# [Task to complete]
Each record below is to be reproduced without any change.

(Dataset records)
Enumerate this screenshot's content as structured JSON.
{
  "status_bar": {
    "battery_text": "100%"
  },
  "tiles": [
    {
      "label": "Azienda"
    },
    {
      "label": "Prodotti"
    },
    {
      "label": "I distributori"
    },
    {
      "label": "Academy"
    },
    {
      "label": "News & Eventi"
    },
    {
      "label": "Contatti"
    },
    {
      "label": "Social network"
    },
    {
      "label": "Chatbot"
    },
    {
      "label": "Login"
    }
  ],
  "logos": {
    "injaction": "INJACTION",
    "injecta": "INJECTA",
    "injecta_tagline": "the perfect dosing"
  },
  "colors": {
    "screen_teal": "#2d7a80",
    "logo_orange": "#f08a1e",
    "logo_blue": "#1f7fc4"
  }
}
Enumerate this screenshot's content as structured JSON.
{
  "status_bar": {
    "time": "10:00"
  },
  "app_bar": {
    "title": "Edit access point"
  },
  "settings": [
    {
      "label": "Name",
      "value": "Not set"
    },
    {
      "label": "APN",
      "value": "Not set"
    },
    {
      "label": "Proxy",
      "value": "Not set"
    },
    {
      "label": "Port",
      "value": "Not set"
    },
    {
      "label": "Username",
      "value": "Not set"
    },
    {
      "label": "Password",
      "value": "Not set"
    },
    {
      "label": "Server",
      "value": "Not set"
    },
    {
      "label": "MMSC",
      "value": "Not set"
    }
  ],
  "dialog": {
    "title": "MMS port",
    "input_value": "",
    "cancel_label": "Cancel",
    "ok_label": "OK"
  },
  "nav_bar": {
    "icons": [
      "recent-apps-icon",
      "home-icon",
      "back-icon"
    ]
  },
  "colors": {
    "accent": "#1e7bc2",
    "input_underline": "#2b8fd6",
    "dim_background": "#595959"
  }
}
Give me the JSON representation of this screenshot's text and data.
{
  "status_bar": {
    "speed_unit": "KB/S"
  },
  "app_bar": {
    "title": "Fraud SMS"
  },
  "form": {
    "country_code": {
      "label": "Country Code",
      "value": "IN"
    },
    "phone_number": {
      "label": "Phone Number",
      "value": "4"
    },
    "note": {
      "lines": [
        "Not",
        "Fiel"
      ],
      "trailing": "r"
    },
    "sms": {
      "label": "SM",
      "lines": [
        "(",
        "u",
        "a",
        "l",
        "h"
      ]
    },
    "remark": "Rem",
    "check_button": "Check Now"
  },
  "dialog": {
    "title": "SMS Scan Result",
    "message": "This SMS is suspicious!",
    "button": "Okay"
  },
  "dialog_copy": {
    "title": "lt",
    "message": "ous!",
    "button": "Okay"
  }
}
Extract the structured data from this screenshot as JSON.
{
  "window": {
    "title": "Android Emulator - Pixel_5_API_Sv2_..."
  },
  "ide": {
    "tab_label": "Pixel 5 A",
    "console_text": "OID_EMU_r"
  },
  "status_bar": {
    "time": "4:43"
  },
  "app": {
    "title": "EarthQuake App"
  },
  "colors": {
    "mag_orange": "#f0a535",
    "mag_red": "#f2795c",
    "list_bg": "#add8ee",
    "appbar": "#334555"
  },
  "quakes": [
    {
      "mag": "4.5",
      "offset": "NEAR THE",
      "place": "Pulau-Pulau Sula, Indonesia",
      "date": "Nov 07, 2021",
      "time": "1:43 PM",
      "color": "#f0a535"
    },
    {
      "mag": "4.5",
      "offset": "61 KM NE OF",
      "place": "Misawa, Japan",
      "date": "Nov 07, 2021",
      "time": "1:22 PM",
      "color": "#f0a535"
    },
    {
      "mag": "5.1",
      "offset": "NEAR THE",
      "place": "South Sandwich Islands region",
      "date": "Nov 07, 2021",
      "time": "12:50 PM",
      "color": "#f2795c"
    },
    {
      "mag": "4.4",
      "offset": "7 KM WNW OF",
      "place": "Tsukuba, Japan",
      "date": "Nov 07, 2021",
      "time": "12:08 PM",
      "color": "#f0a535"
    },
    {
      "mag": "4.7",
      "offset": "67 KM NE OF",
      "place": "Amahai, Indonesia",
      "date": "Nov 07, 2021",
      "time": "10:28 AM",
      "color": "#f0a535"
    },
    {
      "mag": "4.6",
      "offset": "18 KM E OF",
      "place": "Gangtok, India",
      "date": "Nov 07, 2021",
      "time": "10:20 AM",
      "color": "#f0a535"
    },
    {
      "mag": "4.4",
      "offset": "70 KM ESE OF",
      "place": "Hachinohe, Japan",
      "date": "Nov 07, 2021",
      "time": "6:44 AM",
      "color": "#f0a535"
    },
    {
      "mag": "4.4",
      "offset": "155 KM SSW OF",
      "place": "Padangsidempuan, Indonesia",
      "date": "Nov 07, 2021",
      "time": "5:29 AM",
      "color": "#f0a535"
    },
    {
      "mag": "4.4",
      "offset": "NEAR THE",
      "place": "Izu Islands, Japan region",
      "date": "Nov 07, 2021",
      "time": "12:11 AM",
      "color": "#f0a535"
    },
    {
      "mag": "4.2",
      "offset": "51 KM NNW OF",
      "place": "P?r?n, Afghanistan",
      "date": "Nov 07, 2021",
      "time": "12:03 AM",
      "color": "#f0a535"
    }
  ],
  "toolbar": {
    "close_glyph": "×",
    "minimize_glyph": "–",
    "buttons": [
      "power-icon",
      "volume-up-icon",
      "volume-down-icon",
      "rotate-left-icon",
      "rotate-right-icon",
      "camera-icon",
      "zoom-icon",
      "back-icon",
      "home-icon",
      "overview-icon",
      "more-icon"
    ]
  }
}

# [Exercise result]
Enumerate this screenshot's content as structured JSON.
{
  "status_bar": {
    "battery_text": "100%"
  },
  "tiles": [
    {
      "label": "Azienda"
    },
    {
      "label": "Prodotti"
    },
    {
      "label": "I distributori"
    },
    {
      "label": "Academy"
    },
    {
      "label": "News & Eventi"
    },
    {
      "label": "Contatti"
    },
    {
      "label": "Social network"
    },
    {
      "label": "Chatbot"
    },
    {
      "label": "Login"
    }
  ],
  "logos": {
    "injaction": "INJACTION",
    "injecta": "INJECTA",
    "injecta_tagline": "the perfect dosing"
  },
  "colors": {
    "screen_teal": "#2d7a80",
    "logo_orange": "#f08a1e",
    "logo_blue": "#1f7fc4"
  }
}
Enumerate this screenshot's content as structured JSON.
{
  "status_bar": {
    "time": "10:00"
  },
  "app_bar": {
    "title": "Edit access point"
  },
  "settings": [
    {
      "label": "Name",
      "value": "Not set"
    },
    {
      "label": "APN",
      "value": "Not set"
    },
    {
      "label": "Proxy",
      "value": "Not set"
    },
    {
      "label": "Port",
      "value": "Not set"
    },
    {
      "label": "Username",
      "value": "Not set"
    },
    {
      "label": "Password",
      "value": "Not set"
    },
    {
      "label": "Server",
      "value": "Not set"
    },
    {
      "label": "MMSC",
      "value": "Not set"
    }
  ],
  "dialog": {
    "title": "MMS port",
    "input_value": "",
    "cancel_label": "Cancel",
    "ok_label": "OK"
  },
  "nav_bar": {
    "icons": [
      "recent-apps-icon",
      "home-icon",
      "back-icon"
    ]
  },
  "colors": {
    "accent": "#1e7bc2",
    "input_underline": "#2b8fd6",
    "dim_background": "#595959"
  }
}
Give me the JSON representation of this screenshot's text and data.
{
  "status_bar": {
    "speed_unit": "KB/S"
  },
  "app_bar": {
    "title": "Fraud SMS"
  },
  "form": {
    "country_code": {
      "label": "Country Code",
      "value": "IN"
    },
    "phone_number": {
      "label": "Phone Number",
      "value": "4"
    },
    "note": {
      "lines": [
        "Not",
        "Fiel"
      ],
      "trailing": "r"
    },
    "sms": {
      "label": "SM",
      "lines": [
        "(",
        "u",
        "a",
        "l",
        "h"
      ]
    },
    "remark": "Rem",
    "check_button": "Check Now"
  },
  "dialog": {
    "title": "SMS Scan Result",
    "message": "This SMS is suspicious!",
    "button": "Okay"
  },
  "dialog_copy": {
    "title": "lt",
    "message": "ous!",
    "button": "Okay"
  }
}
Extract the structured data from this screenshot as JSON.
{
  "window": {
    "title": "Android Emulator - Pixel_5_API_Sv2_..."
  },
  "ide": {
    "tab_label": "Pixel 5 A",
    "console_text": "OID_EMU_r"
  },
  "status_bar": {
    "time": "4:43"
  },
  "app": {
    "title": "EarthQuake App"
  },
  "colors": {
    "mag_orange": "#f0a535",
    "mag_red": "#f2795c",
    "list_bg": "#add8ee",
    "appbar": "#334555"
  },
  "quakes": [
    {
      "mag": "4.5",
      "offset": "NEAR THE",
      "place": "Pulau-Pulau Sula, Indonesia",
      "date": "Nov 07, 2021",
      "time": "1:43 PM",
      "color": "#f0a535"
    },
    {
      "mag": "4.5",
      "offset": "61 KM NE OF",
      "place": "Misawa, Japan",
      "date": "Nov 07, 2021",
      "time": "1:22 PM",
      "color": "#f0a535"
    },
    {
      "mag": "5.1",
      "offset": "NEAR THE",
      "place": "South Sandwich Islands region",
      "date": "Nov 07, 2021",
      "time": "12:50 PM",
      "color": "#f2795c"
    },
    {
      "mag": "4.4",
      "offset": "7 KM WNW OF",
      "place": "Tsukuba, Japan",
      "date": "Nov 07, 2021",
      "time": "12:08 PM",
      "color": "#f0a535"
    },
    {
      "mag": "4.7",
      "offset": "67 KM NE OF",
      "place": "Amahai, Indonesia",
      "date": "Nov 07, 2021",
      "time": "10:28 AM",
      "color": "#f0a535"
    },
    {
      "mag": "4.6",
      "offset": "18 KM E OF",
      "place": "Gangtok, India",
      "date": "Nov 07, 2021",
      "time": "10:20 AM",
      "color": "#f0a535"
    },
    {
      "mag": "4.4",
      "offset": "70 KM ESE OF",
      "place": "Hachinohe, Japan",
      "date": "Nov 07, 2021",
      "time": "6:44 AM",
      "color": "#f0a535"
    },
    {
      "mag": "4.4",
      "offset": "155 KM SSW OF",
      "place": "Padangsidempuan, Indonesia",
      "date": "Nov 07, 2021",
      "time": "5:29 AM",
      "color": "#f0a535"
    },
    {
      "mag": "4.4",
      "offset": "NEAR THE",
      "place": "Izu Islands, Japan region",
      "date": "Nov 07, 2021",
      "time": "12:11 AM",
      "color": "#f0a535"
    },
    {
      "mag": "4.2",
      "offset": "51 KM NNW OF",
      "place": "P?r?n, Afghanistan",
      "date": "Nov 07, 2021",
      "time": "12:03 AM",
      "color": "#f0a535"
    }
  ],
  "toolbar": {
    "close_glyph": "×",
    "minimize_glyph": "–",
    "buttons": [
      "power-icon",
      "volume-up-icon",
      "volume-down-icon",
      "rotate-left-icon",
      "rotate-right-icon",
      "camera-icon",
      "zoom-icon",
      "back-icon",
      "home-icon",
      "overview-icon",
      "more-icon"
    ]
  }
}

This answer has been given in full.